Data entries

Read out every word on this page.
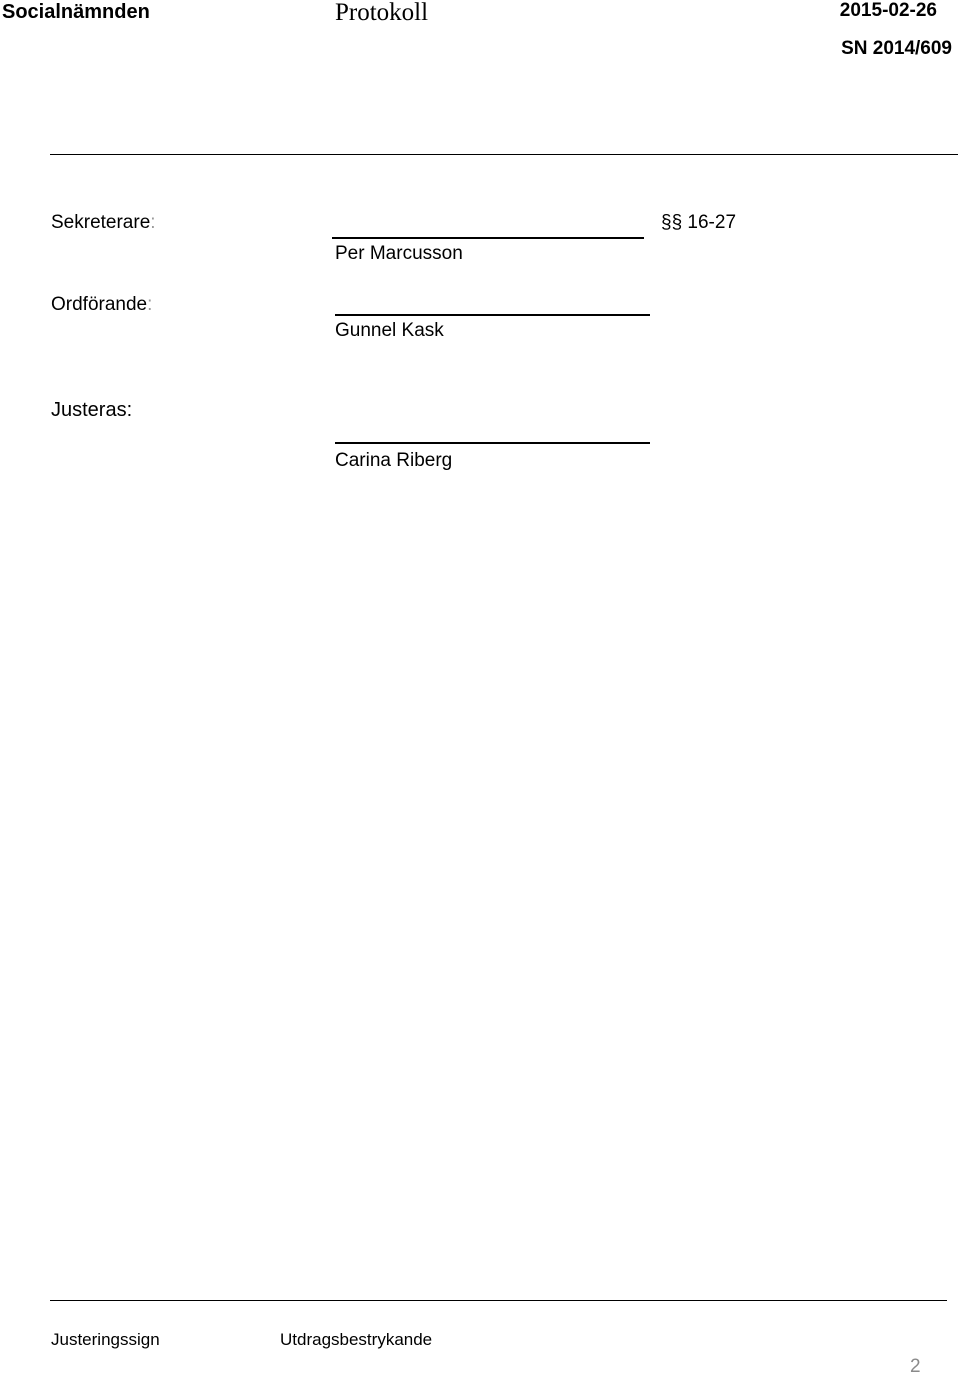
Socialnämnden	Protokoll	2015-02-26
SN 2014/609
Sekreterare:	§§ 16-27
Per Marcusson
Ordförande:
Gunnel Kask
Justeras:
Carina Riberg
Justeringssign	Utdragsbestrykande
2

EXERCISE REQUIREMENTS :: Generate a word-for-word copy of the preceding records, excluding all pictures.

REPLY TO THE EXERCISE ::
Read out every word on this page.
Socialnämnden	Protokoll	2015-02-26
SN 2014/609
Sekreterare:	§§ 16-27
Per Marcusson
Ordförande:
Gunnel Kask
Justeras:
Carina Riberg
Justeringssign	Utdragsbestrykande
2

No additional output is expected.